- _WORK REQUIRED_
Lines containing the word "loans" should be extracted in full.

'''

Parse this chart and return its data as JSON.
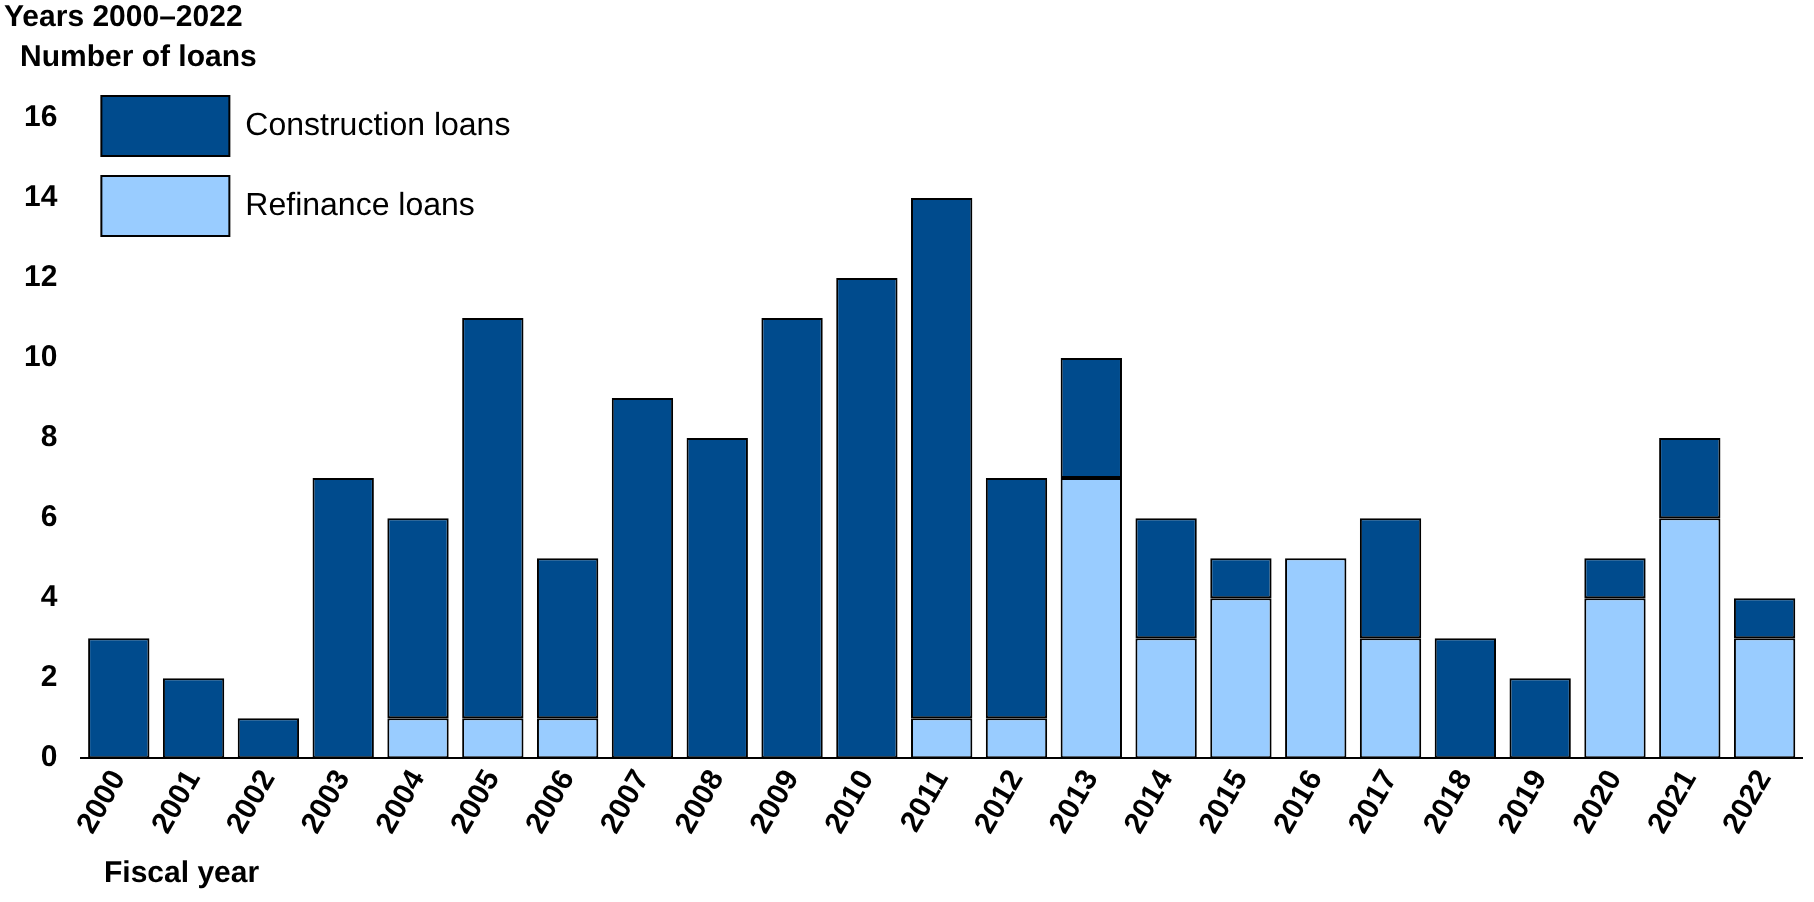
{
  "chart_data": {
    "type": "bar",
    "title": "Years 2000–2022",
    "ylabel": "Number of loans",
    "xlabel": "Fiscal year",
    "categories": [
      "2000",
      "2001",
      "2002",
      "2003",
      "2004",
      "2005",
      "2006",
      "2007",
      "2008",
      "2009",
      "2010",
      "2011",
      "2012",
      "2013",
      "2014",
      "2015",
      "2016",
      "2017",
      "2018",
      "2019",
      "2020",
      "2021",
      "2022"
    ],
    "series": [
      {
        "name": "Refinance loans",
        "color": "#99ccff",
        "values": [
          0,
          0,
          0,
          0,
          1,
          1,
          1,
          0,
          0,
          0,
          0,
          1,
          1,
          7,
          3,
          4,
          5,
          3,
          0,
          0,
          4,
          6,
          3
        ]
      },
      {
        "name": "Construction loans",
        "color": "#004b8d",
        "values": [
          3,
          2,
          1,
          7,
          5,
          10,
          4,
          9,
          8,
          11,
          12,
          13,
          6,
          3,
          3,
          1,
          0,
          3,
          3,
          2,
          1,
          2,
          1
        ]
      }
    ],
    "stacked": true,
    "ylim": [
      0,
      16
    ],
    "yticks": [
      0,
      2,
      4,
      6,
      8,
      10,
      12,
      14,
      16
    ],
    "grid": false,
    "legend": "top left"
  }
}
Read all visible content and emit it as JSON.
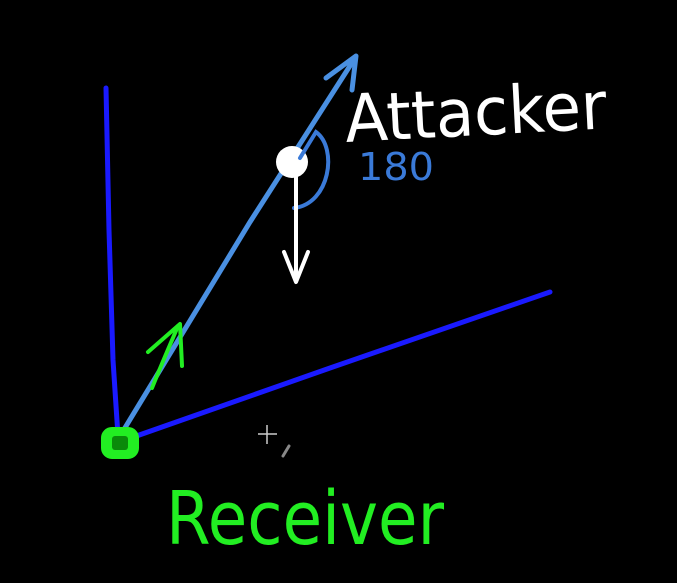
{
  "labels": {
    "attacker": "Attacker",
    "receiver": "Receiver",
    "angle": "180"
  },
  "colors": {
    "background": "#000000",
    "field_lines": "#1a1aff",
    "attack_vector": "#4a90e2",
    "receiver": "#22ee22",
    "attacker_label": "#ffffff",
    "angle_label": "#3a7ad8",
    "ball": "#ffffff"
  },
  "icons": {
    "cursor": "crosshair-cursor-icon"
  }
}
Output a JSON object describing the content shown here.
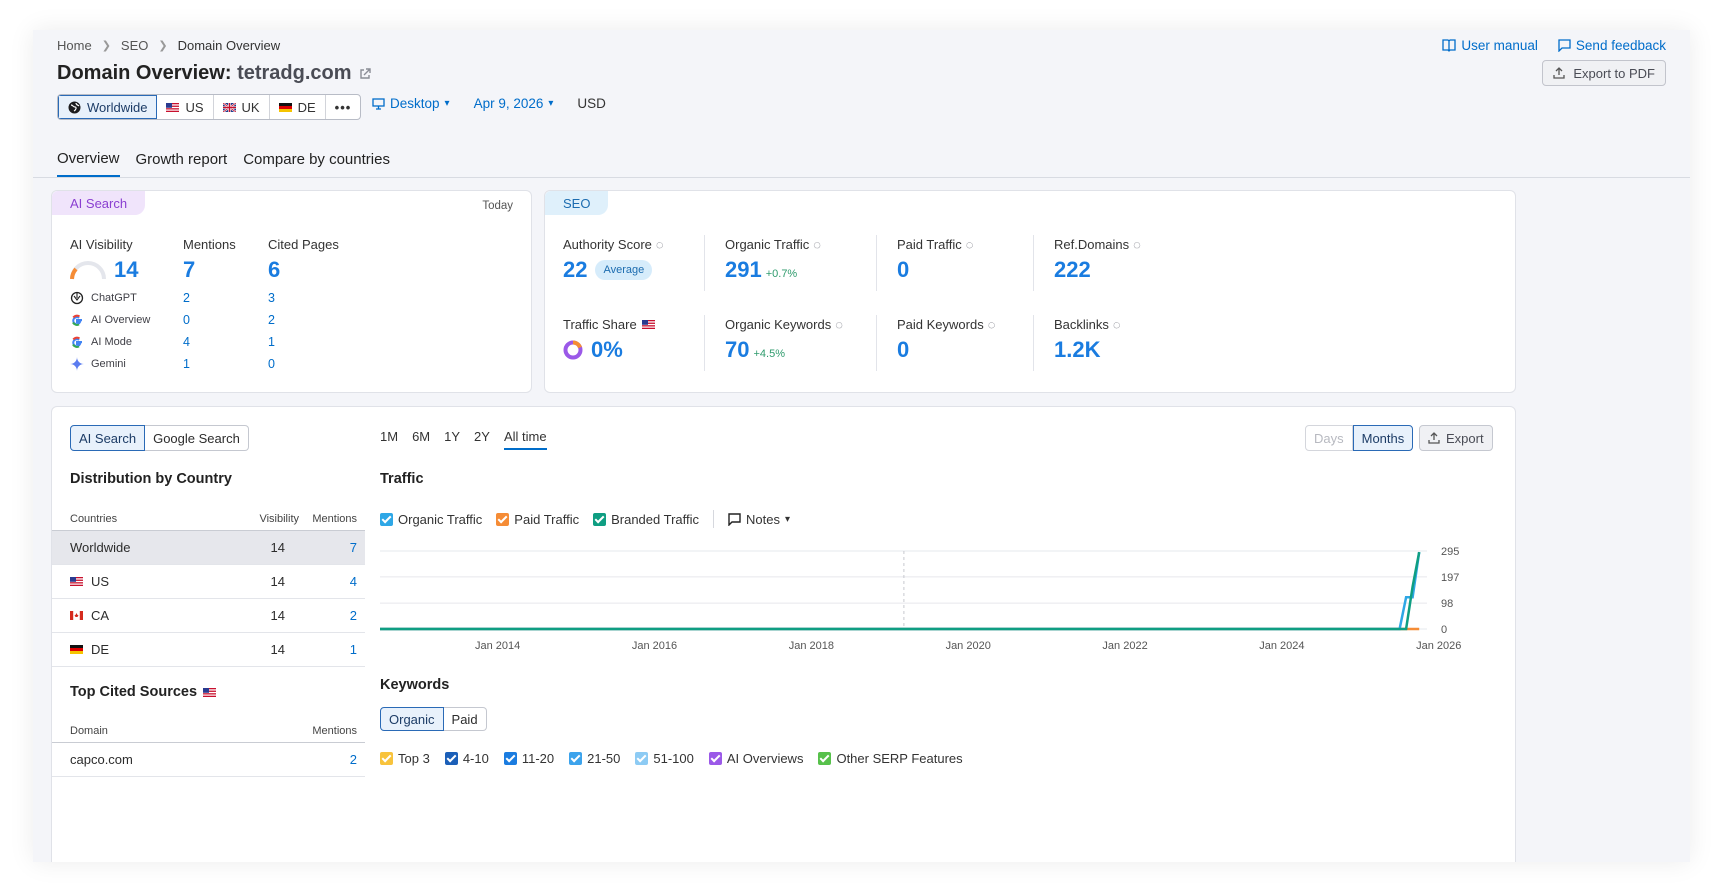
{
  "breadcrumbs": [
    "Home",
    "SEO",
    "Domain Overview"
  ],
  "title": {
    "prefix": "Domain Overview:",
    "domain": "tetradg.com"
  },
  "header_links": {
    "manual": "User manual",
    "feedback": "Send feedback",
    "export_pdf": "Export to PDF"
  },
  "databases": [
    {
      "label": "Worldwide",
      "active": true
    },
    {
      "label": "US"
    },
    {
      "label": "UK"
    },
    {
      "label": "DE"
    },
    {
      "label": "•••"
    }
  ],
  "options": {
    "device": "Desktop",
    "date": "Apr 9, 2026",
    "currency": "USD"
  },
  "tabs": [
    "Overview",
    "Growth report",
    "Compare by countries"
  ],
  "ai_card": {
    "tag": "AI Search",
    "when": "Today",
    "headers": [
      "AI Visibility",
      "Mentions",
      "Cited Pages"
    ],
    "visibility": "14",
    "mentions": "7",
    "cited_pages": "6",
    "rows": [
      {
        "name": "ChatGPT",
        "mentions": "2",
        "cited": "3"
      },
      {
        "name": "AI Overview",
        "mentions": "0",
        "cited": "2"
      },
      {
        "name": "AI Mode",
        "mentions": "4",
        "cited": "1"
      },
      {
        "name": "Gemini",
        "mentions": "1",
        "cited": "0"
      }
    ]
  },
  "seo_card": {
    "tag": "SEO",
    "authority_label": "Authority Score",
    "authority_value": "22",
    "authority_badge": "Average",
    "organic_traffic_label": "Organic Traffic",
    "organic_traffic_value": "291",
    "organic_traffic_delta": "+0.7%",
    "paid_traffic_label": "Paid Traffic",
    "paid_traffic_value": "0",
    "ref_domains_label": "Ref.Domains",
    "ref_domains_value": "222",
    "traffic_share_label": "Traffic Share",
    "traffic_share_value": "0%",
    "organic_kw_label": "Organic Keywords",
    "organic_kw_value": "70",
    "organic_kw_delta": "+4.5%",
    "paid_kw_label": "Paid Keywords",
    "paid_kw_value": "0",
    "backlinks_label": "Backlinks",
    "backlinks_value": "1.2K"
  },
  "left_panel": {
    "toggle": [
      "AI Search",
      "Google Search"
    ],
    "dist_title": "Distribution by Country",
    "dist_headers": [
      "Countries",
      "Visibility",
      "Mentions"
    ],
    "dist_rows": [
      {
        "country": "Worldwide",
        "visibility": "14",
        "mentions": "7"
      },
      {
        "country": "US",
        "visibility": "14",
        "mentions": "4"
      },
      {
        "country": "CA",
        "visibility": "14",
        "mentions": "2"
      },
      {
        "country": "DE",
        "visibility": "14",
        "mentions": "1"
      }
    ],
    "sources_title": "Top Cited Sources",
    "sources_headers": [
      "Domain",
      "Mentions"
    ],
    "sources_rows": [
      {
        "domain": "capco.com",
        "mentions": "2"
      }
    ]
  },
  "periods": [
    "1M",
    "6M",
    "1Y",
    "2Y",
    "All time"
  ],
  "granularity": [
    "Days",
    "Months"
  ],
  "export_label": "Export",
  "traffic": {
    "title": "Traffic",
    "legend": [
      {
        "label": "Organic Traffic",
        "color": "#2ea7e6"
      },
      {
        "label": "Paid Traffic",
        "color": "#f58c36"
      },
      {
        "label": "Branded Traffic",
        "color": "#0f9e82"
      }
    ],
    "notes_label": "Notes"
  },
  "chart_data": {
    "type": "line",
    "x_ticks": [
      "Jan 2014",
      "Jan 2016",
      "Jan 2018",
      "Jan 2020",
      "Jan 2022",
      "Jan 2024",
      "Jan 2026"
    ],
    "y_ticks": [
      "295",
      "197",
      "98",
      "0"
    ],
    "ylim": [
      0,
      295
    ],
    "series": [
      {
        "name": "Organic Traffic",
        "color": "#2ea7e6",
        "points": [
          [
            "2012-07",
            0
          ],
          [
            "2025-07",
            0
          ],
          [
            "2025-08",
            120
          ],
          [
            "2025-09",
            120
          ],
          [
            "2025-10",
            291
          ]
        ]
      },
      {
        "name": "Paid Traffic",
        "color": "#f58c36",
        "points": [
          [
            "2012-07",
            0
          ],
          [
            "2025-10",
            0
          ]
        ]
      },
      {
        "name": "Branded Traffic",
        "color": "#0f9e82",
        "points": [
          [
            "2012-07",
            0
          ],
          [
            "2025-08",
            0
          ],
          [
            "2025-09",
            160
          ],
          [
            "2025-10",
            291
          ]
        ]
      }
    ]
  },
  "keywords": {
    "title": "Keywords",
    "toggle": [
      "Organic",
      "Paid"
    ],
    "legend": [
      {
        "label": "Top 3",
        "color": "#f8c33c"
      },
      {
        "label": "4-10",
        "color": "#1b5fb8"
      },
      {
        "label": "11-20",
        "color": "#1a7ce0"
      },
      {
        "label": "21-50",
        "color": "#3ca3ec"
      },
      {
        "label": "51-100",
        "color": "#8dcbf4"
      },
      {
        "label": "AI Overviews",
        "color": "#9b59e8"
      },
      {
        "label": "Other SERP Features",
        "color": "#57c14b"
      }
    ]
  }
}
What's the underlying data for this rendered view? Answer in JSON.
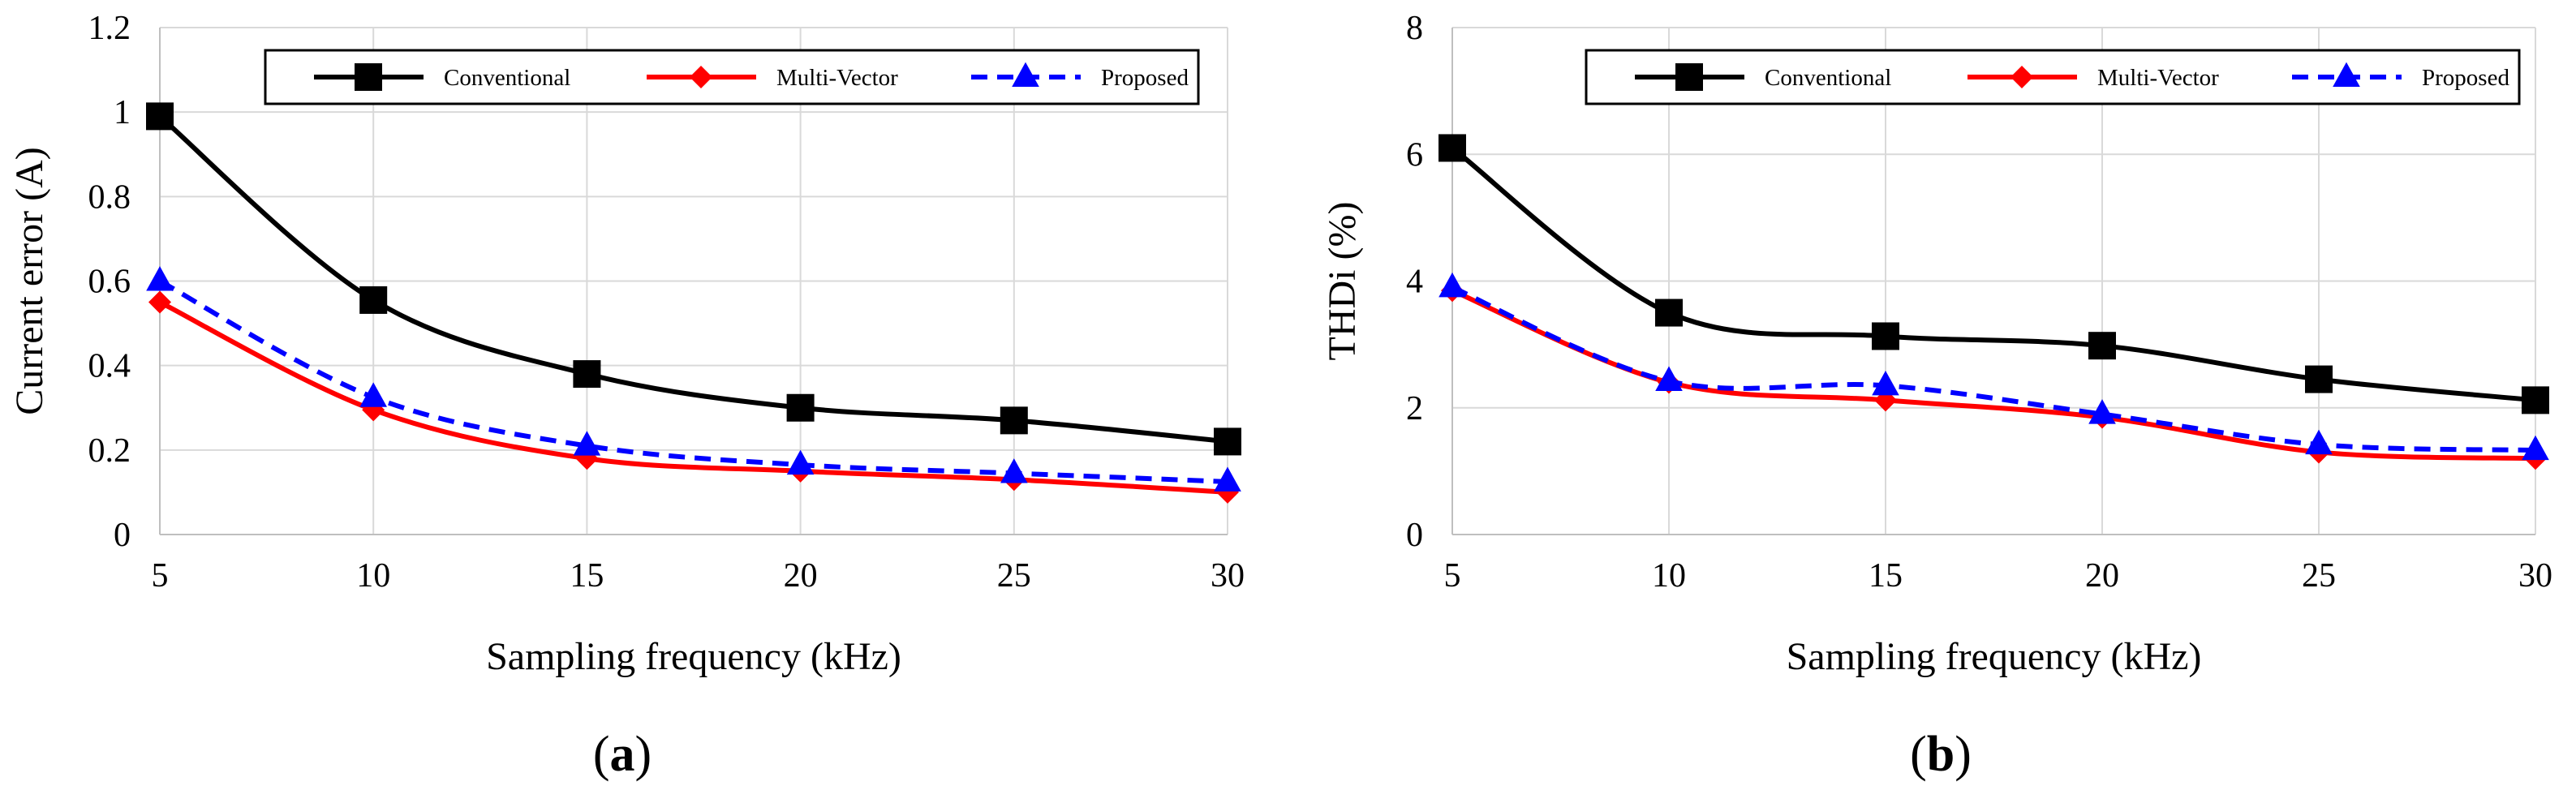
{
  "chart_data": [
    {
      "type": "line",
      "caption": "(a)",
      "caption_letter": "a",
      "xlabel": "Sampling frequency (kHz)",
      "ylabel": "Current error (A)",
      "x": [
        5,
        10,
        15,
        20,
        25,
        30
      ],
      "xlim": [
        5,
        30
      ],
      "xticks": [
        "5",
        "10",
        "15",
        "20",
        "25",
        "30"
      ],
      "ylim": [
        0,
        1.2
      ],
      "yticks": [
        "0",
        "0.2",
        "0.4",
        "0.6",
        "0.8",
        "1",
        "1.2"
      ],
      "grid": true,
      "legend": "top, horizontal, boxed",
      "series": [
        {
          "name": "Conventional",
          "values": [
            0.99,
            0.555,
            0.38,
            0.3,
            0.27,
            0.22
          ],
          "color": "#000000",
          "marker": "square",
          "dash": "solid"
        },
        {
          "name": "Multi-Vector",
          "values": [
            0.55,
            0.295,
            0.18,
            0.15,
            0.13,
            0.1
          ],
          "color": "#ff0000",
          "marker": "diamond",
          "dash": "solid"
        },
        {
          "name": "Proposed",
          "values": [
            0.6,
            0.325,
            0.21,
            0.165,
            0.145,
            0.125
          ],
          "color": "#0000ff",
          "marker": "triangle",
          "dash": "dashed"
        }
      ]
    },
    {
      "type": "line",
      "caption": "(b)",
      "caption_letter": "b",
      "xlabel": "Sampling frequency (kHz)",
      "ylabel": "THDi (%)",
      "x": [
        5,
        10,
        15,
        20,
        25,
        30
      ],
      "xlim": [
        5,
        30
      ],
      "xticks": [
        "5",
        "10",
        "15",
        "20",
        "25",
        "30"
      ],
      "ylim": [
        0,
        8
      ],
      "yticks": [
        "0",
        "2",
        "4",
        "6",
        "8"
      ],
      "grid": true,
      "legend": "top, horizontal, boxed",
      "series": [
        {
          "name": "Conventional",
          "values": [
            6.1,
            3.5,
            3.13,
            2.98,
            2.45,
            2.12
          ],
          "color": "#000000",
          "marker": "square",
          "dash": "solid"
        },
        {
          "name": "Multi-Vector",
          "values": [
            3.85,
            2.4,
            2.12,
            1.85,
            1.3,
            1.2
          ],
          "color": "#ff0000",
          "marker": "diamond",
          "dash": "solid"
        },
        {
          "name": "Proposed",
          "values": [
            3.9,
            2.42,
            2.35,
            1.9,
            1.42,
            1.33
          ],
          "color": "#0000ff",
          "marker": "triangle",
          "dash": "dashed"
        }
      ]
    }
  ]
}
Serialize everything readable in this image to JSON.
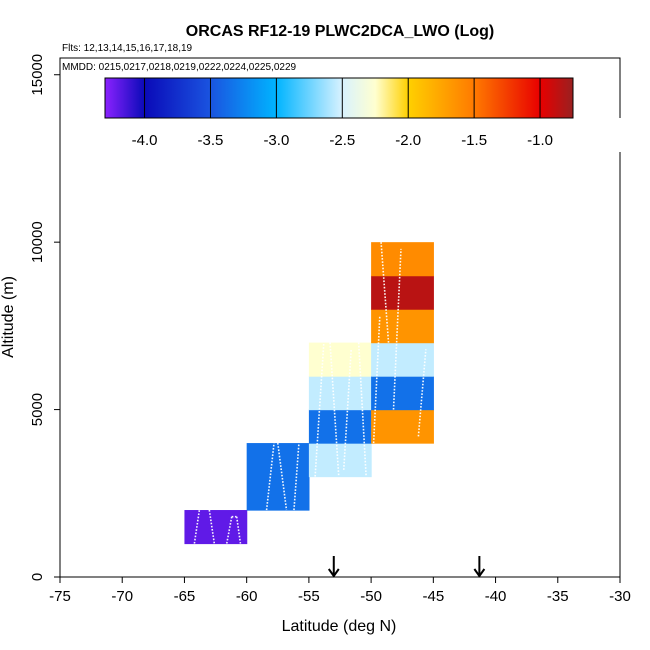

'''

- _EXPECTED ANSWER_
    "ylabel": "Number of loans",
        "name": "Refinance loans",
        "name": "Construction loans",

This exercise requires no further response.